━━━━━ Record excerpts
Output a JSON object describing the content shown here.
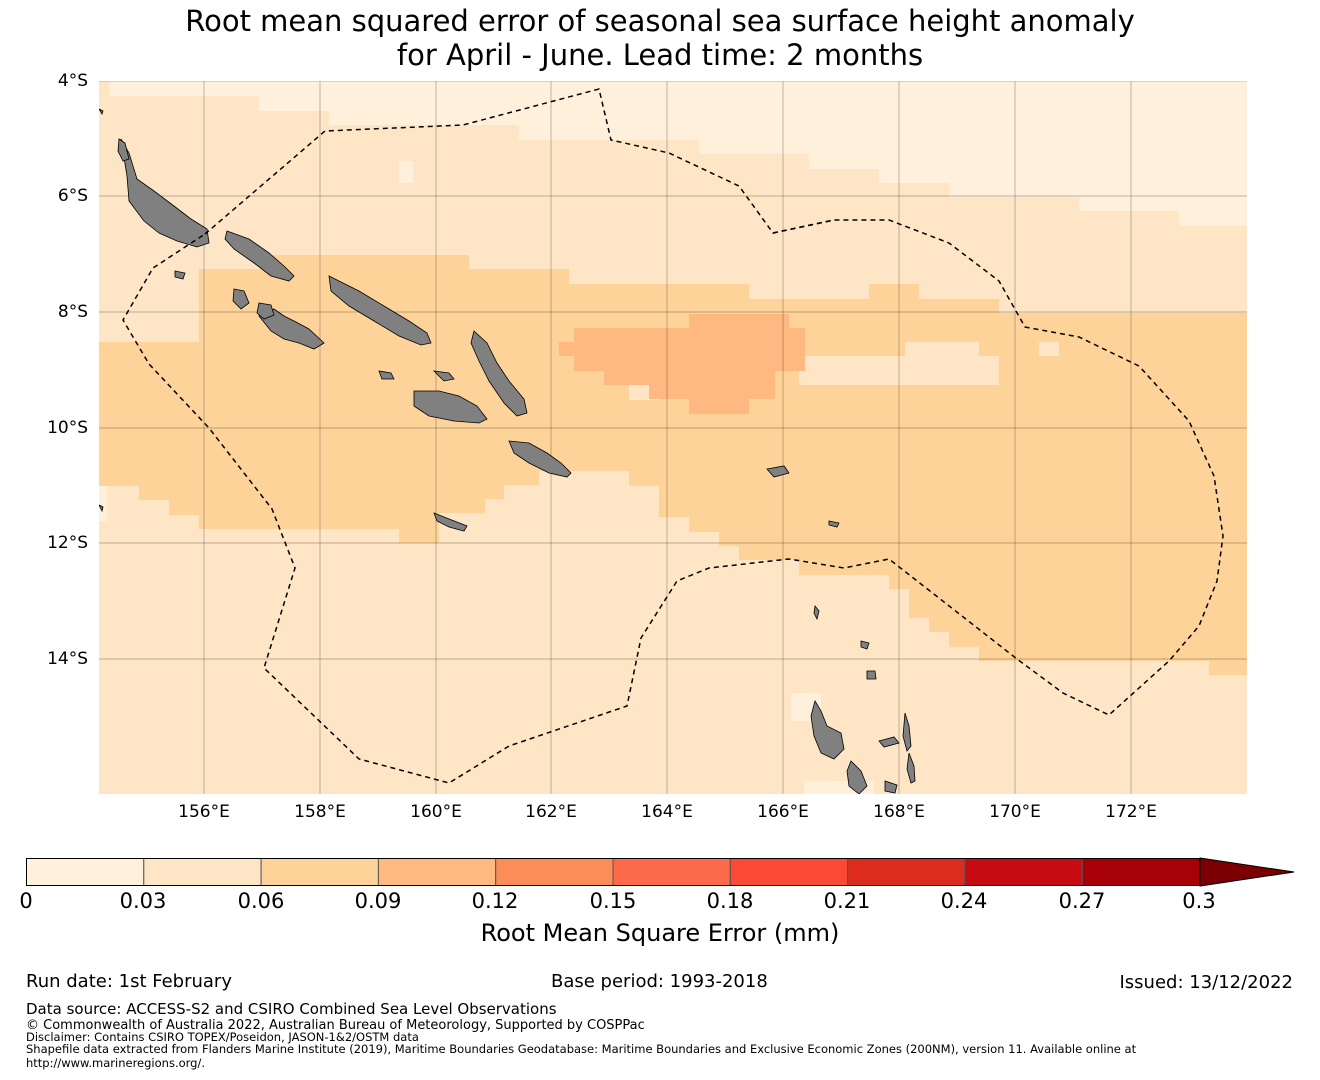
{
  "title": {
    "line1": "Root mean squared error of seasonal sea surface height anomaly",
    "line2": "for April - June. Lead time: 2 months"
  },
  "map": {
    "latitude_labels": [
      "4°S",
      "6°S",
      "8°S",
      "10°S",
      "12°S",
      "14°S"
    ],
    "longitude_labels": [
      "156°E",
      "158°E",
      "160°E",
      "162°E",
      "164°E",
      "166°E",
      "168°E",
      "170°E",
      "172°E"
    ],
    "extent": {
      "lon_min": 154.2,
      "lon_max": 174.0,
      "lat_min": -16.3,
      "lat_max": -4.0
    },
    "land_color": "#808080",
    "boundary_line": "dashed black EEZ boundaries"
  },
  "colorbar": {
    "label": "Root Mean Square Error (mm)",
    "ticks": [
      "0",
      "0.03",
      "0.06",
      "0.09",
      "0.12",
      "0.15",
      "0.18",
      "0.21",
      "0.24",
      "0.27",
      "0.3"
    ],
    "colors": [
      "#fff0dc",
      "#fee5c6",
      "#fdd39a",
      "#fdb97f",
      "#fc8d59",
      "#fc6a4a",
      "#fb4a34",
      "#db2c1e",
      "#c70b12",
      "#a80007"
    ],
    "extend_color": "#7a0003"
  },
  "footer": {
    "run_date": "Run date: 1st February",
    "base_period": "Base period: 1993-2018",
    "issued": "Issued: 13/12/2022",
    "data_source": "Data source: ACCESS-S2 and CSIRO Combined Sea Level Observations",
    "copyright": "© Commonwealth of Australia 2022, Australian Bureau of Meteorology, Supported by COSPPac",
    "disclaimer": "Disclaimer: Contains CSIRO TOPEX/Poseidon, JASON-1&2/OSTM data",
    "shapefile": "Shapefile data extracted from Flanders Marine Institute (2019), Maritime Boundaries Geodatabase: Maritime Boundaries and Exclusive Economic Zones (200NM), version 11. Available online at",
    "url": "http://www.marineregions.org/."
  }
}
━━━━━━━━━━
**Exercise description:** Select from the material above each line in which the string "Root" appears, and list those lines.

**Finished task:**
    "line1": "Root mean squared error of seasonal sea surface height anomaly",
    "label": "Root Mean Square Error (mm)",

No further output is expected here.